# [What you should do]
Look through the data below. Show each line where the string "Variance" occurs.

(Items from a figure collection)

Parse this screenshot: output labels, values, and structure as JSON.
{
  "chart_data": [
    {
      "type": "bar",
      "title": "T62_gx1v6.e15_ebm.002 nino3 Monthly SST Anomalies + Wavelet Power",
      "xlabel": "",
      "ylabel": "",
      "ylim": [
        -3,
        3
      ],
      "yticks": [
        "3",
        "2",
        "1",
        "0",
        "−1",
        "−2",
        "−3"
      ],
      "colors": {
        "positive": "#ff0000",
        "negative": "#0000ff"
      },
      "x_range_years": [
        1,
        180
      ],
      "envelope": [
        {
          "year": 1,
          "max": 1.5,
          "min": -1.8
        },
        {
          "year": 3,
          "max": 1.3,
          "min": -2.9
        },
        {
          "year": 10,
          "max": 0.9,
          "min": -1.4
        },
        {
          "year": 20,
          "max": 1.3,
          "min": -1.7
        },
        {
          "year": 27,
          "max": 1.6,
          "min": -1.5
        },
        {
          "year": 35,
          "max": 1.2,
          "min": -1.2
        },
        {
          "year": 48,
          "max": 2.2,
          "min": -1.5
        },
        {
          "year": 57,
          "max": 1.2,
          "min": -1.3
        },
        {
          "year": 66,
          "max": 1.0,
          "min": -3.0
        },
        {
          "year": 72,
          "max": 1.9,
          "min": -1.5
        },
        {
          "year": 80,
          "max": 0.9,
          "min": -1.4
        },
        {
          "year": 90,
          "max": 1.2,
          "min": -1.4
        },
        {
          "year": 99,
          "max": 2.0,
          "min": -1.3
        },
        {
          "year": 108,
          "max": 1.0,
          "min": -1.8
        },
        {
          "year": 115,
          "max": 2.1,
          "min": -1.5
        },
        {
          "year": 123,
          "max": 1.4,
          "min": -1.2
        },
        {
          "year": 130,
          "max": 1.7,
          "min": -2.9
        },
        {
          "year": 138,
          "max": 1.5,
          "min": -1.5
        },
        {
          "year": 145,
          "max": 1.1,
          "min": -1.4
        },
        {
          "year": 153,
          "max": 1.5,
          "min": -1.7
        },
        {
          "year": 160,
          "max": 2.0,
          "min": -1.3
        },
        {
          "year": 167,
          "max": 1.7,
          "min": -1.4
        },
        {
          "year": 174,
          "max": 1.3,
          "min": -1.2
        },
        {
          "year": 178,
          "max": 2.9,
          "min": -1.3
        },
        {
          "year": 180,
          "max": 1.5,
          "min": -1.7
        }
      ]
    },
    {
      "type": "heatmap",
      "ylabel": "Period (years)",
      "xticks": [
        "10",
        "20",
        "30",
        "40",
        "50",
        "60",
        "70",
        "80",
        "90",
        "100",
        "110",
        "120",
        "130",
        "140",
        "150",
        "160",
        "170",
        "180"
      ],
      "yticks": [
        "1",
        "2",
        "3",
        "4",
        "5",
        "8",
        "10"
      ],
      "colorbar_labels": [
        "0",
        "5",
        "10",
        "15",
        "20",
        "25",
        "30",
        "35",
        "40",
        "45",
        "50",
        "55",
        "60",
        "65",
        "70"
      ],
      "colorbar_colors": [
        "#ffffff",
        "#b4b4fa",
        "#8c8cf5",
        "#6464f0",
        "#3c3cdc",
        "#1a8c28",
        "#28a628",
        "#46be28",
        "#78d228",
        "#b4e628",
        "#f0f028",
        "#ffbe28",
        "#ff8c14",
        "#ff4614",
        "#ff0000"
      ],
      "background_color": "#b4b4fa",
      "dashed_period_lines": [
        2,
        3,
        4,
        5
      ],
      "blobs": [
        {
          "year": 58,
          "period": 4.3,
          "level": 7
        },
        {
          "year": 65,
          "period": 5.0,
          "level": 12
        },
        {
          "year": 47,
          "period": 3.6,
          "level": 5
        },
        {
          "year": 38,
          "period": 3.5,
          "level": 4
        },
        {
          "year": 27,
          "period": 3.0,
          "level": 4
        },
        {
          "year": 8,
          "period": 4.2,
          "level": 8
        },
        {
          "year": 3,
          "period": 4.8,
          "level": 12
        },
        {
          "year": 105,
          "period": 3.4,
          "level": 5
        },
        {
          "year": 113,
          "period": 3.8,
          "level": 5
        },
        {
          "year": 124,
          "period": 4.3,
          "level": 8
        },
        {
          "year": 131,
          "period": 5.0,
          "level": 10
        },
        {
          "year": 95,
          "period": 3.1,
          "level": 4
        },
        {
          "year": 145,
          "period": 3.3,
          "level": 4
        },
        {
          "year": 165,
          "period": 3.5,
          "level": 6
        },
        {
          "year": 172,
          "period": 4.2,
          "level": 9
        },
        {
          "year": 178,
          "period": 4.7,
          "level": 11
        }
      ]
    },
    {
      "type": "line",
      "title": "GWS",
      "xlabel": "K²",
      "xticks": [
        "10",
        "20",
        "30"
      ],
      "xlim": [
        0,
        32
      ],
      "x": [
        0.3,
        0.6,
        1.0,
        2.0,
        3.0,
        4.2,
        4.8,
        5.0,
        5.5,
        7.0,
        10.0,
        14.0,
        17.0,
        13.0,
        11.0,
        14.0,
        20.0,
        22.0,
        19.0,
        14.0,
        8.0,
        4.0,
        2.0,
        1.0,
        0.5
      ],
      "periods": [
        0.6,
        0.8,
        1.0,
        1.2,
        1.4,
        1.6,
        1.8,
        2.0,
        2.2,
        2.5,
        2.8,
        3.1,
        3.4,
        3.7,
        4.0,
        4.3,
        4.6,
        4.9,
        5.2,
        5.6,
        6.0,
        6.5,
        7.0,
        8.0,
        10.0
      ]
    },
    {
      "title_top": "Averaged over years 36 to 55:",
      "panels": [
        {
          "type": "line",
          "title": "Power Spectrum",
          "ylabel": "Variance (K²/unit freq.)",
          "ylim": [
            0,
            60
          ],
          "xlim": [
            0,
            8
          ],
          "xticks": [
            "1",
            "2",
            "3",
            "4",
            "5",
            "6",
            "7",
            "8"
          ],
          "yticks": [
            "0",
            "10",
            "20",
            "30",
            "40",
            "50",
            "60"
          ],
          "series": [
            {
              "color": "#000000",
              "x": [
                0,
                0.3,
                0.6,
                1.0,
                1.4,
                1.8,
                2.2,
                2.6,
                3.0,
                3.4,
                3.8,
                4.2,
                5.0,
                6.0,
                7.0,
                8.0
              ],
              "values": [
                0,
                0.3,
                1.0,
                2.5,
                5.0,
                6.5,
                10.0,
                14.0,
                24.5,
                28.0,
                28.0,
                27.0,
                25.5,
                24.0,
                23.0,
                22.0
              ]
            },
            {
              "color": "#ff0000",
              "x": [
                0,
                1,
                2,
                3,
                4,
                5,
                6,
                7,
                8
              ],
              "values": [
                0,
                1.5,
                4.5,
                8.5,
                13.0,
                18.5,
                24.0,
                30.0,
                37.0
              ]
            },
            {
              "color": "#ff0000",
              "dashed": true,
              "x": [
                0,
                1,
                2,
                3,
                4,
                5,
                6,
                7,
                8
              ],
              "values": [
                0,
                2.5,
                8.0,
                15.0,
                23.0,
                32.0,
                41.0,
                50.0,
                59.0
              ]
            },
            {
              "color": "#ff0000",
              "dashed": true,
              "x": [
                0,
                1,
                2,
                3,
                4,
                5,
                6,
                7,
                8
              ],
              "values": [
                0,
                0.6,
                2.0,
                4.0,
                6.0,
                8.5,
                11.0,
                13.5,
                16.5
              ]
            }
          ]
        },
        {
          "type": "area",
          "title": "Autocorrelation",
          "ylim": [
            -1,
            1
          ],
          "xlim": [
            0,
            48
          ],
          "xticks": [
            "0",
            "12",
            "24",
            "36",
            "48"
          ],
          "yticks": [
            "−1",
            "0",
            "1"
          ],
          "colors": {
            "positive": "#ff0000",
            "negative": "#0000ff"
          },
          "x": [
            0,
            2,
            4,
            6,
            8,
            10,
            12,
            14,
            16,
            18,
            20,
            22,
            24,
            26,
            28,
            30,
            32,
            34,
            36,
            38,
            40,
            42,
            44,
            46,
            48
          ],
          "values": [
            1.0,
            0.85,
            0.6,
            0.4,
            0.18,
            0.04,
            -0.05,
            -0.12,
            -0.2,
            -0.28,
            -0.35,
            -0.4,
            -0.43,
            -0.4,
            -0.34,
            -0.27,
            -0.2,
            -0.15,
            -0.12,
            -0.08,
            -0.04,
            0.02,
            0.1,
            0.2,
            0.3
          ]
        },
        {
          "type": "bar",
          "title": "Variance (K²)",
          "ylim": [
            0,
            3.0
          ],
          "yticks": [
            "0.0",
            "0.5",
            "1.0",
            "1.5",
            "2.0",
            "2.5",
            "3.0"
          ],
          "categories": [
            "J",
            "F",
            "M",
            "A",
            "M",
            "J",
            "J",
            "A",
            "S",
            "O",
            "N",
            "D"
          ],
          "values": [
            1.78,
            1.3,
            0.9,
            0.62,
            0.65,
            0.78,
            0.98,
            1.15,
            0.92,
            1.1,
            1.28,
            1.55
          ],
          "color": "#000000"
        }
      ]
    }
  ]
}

# [Output for this exercise]
          "ylabel": "Variance (K²/unit freq.)",
          "title": "Variance (K²)",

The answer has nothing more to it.